Aim of the task -
For each line in the data below that holds "with", return a copy.

Dataset listings of figures:
╭──

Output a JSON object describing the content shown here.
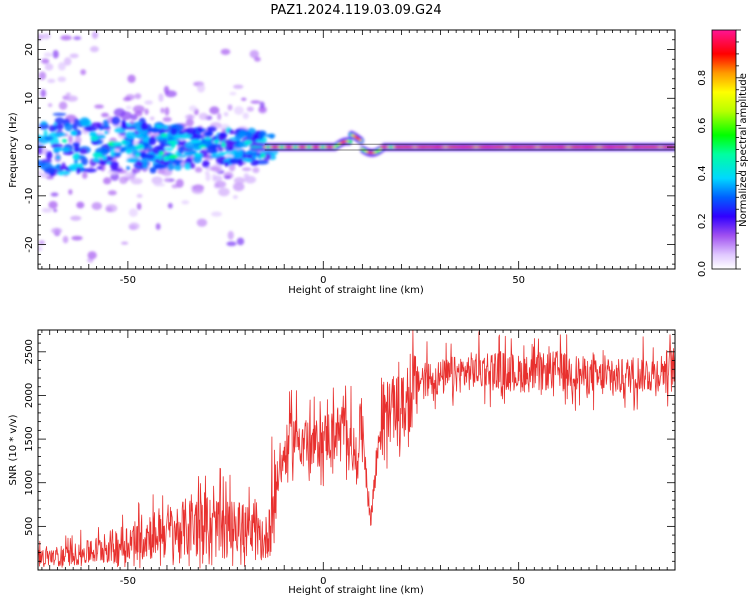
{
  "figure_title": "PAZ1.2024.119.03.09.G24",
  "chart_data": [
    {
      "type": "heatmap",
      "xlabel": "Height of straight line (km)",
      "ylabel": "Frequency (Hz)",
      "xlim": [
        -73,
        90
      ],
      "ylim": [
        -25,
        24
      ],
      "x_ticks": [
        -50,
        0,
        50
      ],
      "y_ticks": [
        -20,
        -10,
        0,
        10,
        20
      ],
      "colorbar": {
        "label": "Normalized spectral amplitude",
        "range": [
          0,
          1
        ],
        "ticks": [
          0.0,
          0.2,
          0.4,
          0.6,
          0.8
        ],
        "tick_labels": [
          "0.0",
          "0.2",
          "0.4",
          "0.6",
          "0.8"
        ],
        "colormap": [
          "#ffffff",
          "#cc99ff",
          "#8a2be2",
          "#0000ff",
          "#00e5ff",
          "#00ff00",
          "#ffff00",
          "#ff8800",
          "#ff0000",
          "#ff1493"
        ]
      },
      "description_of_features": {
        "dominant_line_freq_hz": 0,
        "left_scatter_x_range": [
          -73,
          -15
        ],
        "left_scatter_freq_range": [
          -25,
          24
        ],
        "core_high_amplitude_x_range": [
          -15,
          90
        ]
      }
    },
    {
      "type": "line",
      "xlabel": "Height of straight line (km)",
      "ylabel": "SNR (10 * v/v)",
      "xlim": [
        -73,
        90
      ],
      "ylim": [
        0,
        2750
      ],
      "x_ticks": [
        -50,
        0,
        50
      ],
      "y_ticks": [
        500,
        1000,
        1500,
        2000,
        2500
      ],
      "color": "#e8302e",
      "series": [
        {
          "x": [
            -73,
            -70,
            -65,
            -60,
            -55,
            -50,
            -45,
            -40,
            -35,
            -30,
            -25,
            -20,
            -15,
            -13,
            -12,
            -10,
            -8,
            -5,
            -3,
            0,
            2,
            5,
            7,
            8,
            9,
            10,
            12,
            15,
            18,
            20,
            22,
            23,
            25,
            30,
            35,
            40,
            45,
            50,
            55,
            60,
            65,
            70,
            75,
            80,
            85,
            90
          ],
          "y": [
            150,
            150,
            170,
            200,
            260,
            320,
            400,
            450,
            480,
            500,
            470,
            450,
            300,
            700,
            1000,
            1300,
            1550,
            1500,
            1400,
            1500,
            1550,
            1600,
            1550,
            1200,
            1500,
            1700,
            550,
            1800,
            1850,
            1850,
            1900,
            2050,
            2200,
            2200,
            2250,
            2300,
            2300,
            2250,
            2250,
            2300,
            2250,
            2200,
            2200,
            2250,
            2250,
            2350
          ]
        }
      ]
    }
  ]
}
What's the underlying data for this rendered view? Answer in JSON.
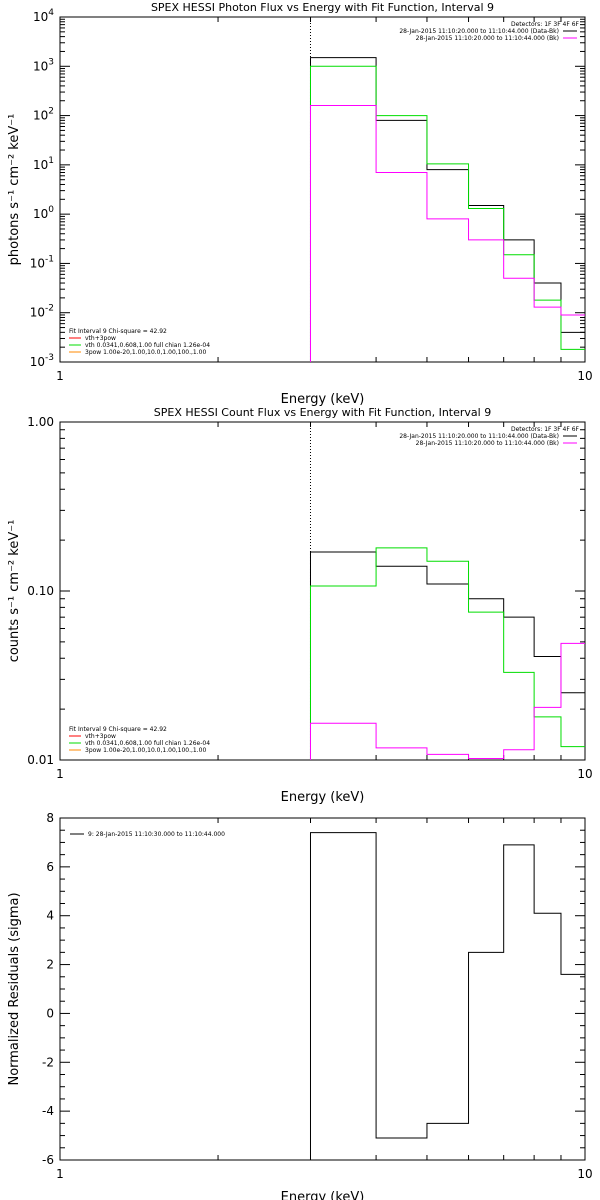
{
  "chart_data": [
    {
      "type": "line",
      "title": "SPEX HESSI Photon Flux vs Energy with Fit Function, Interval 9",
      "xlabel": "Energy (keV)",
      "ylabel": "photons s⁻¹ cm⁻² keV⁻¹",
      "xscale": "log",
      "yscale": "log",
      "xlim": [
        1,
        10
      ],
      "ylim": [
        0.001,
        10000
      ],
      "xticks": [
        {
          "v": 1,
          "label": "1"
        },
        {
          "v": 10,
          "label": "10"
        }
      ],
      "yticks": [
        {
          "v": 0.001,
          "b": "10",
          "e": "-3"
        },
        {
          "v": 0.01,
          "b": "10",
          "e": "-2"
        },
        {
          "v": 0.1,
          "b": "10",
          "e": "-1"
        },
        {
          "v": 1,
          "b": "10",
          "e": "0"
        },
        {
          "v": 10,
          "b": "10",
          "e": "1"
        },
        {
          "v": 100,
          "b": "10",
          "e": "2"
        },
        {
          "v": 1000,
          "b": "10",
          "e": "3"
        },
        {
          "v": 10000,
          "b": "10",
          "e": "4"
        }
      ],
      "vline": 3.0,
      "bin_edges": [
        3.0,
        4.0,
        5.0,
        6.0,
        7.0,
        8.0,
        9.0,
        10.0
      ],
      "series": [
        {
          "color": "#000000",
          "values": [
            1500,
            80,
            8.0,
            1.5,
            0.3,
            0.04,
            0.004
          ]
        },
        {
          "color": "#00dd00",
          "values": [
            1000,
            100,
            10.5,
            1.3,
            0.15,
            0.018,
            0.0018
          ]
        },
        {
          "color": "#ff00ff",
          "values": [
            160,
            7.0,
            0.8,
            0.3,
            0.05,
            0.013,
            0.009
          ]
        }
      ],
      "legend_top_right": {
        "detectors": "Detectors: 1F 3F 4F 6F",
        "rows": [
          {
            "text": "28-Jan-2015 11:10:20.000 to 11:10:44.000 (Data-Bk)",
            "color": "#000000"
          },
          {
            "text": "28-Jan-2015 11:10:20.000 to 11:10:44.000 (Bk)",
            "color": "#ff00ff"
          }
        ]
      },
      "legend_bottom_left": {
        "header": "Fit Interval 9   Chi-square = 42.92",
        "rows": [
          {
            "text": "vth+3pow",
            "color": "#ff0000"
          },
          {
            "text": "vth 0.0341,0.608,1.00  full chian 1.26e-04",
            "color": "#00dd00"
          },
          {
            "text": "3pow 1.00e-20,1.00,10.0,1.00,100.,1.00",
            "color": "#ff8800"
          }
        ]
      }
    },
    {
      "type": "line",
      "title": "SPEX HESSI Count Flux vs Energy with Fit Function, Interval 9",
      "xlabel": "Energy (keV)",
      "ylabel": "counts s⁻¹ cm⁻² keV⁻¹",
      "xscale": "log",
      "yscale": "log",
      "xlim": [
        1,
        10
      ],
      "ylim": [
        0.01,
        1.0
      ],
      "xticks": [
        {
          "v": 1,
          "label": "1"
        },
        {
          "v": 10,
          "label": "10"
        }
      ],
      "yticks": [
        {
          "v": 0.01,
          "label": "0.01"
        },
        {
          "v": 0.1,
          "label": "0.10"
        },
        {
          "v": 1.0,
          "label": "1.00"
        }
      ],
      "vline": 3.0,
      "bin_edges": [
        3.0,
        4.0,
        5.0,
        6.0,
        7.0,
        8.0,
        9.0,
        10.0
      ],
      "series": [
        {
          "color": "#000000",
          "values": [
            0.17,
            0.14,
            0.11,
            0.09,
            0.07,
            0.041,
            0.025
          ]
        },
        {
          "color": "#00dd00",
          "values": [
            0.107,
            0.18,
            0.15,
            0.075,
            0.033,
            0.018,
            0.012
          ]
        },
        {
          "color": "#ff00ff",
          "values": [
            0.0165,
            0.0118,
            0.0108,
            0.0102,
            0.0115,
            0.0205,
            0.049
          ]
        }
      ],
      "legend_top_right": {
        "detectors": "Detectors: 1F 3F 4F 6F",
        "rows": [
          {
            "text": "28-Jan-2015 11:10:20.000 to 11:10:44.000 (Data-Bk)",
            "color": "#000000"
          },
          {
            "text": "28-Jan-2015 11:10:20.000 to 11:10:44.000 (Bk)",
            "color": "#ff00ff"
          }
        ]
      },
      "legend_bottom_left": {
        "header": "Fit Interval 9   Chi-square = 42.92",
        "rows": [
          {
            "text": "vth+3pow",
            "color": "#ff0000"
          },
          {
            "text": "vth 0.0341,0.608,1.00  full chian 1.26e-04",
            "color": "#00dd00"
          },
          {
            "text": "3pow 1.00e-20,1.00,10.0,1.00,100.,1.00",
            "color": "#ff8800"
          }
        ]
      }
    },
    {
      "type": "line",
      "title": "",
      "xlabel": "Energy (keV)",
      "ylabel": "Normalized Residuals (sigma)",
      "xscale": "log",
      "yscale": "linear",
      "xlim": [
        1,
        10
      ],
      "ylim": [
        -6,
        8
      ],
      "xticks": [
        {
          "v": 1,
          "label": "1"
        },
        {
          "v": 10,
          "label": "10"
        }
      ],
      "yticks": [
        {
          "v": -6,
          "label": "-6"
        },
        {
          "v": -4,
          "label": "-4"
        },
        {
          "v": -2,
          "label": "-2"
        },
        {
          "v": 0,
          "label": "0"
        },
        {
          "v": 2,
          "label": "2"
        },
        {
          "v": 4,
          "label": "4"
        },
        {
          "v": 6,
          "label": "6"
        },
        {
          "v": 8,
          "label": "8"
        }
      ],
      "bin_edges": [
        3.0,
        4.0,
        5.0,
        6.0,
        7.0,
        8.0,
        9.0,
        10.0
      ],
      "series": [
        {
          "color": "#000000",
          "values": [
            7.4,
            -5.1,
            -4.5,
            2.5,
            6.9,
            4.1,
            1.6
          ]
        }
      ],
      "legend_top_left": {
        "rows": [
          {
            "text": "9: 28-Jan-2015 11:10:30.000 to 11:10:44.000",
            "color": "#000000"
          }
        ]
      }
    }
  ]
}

╰──

Solution -
      "title": "SPEX HESSI Photon Flux vs Energy with Fit Function, Interval 9",
      "title": "SPEX HESSI Count Flux vs Energy with Fit Function, Interval 9",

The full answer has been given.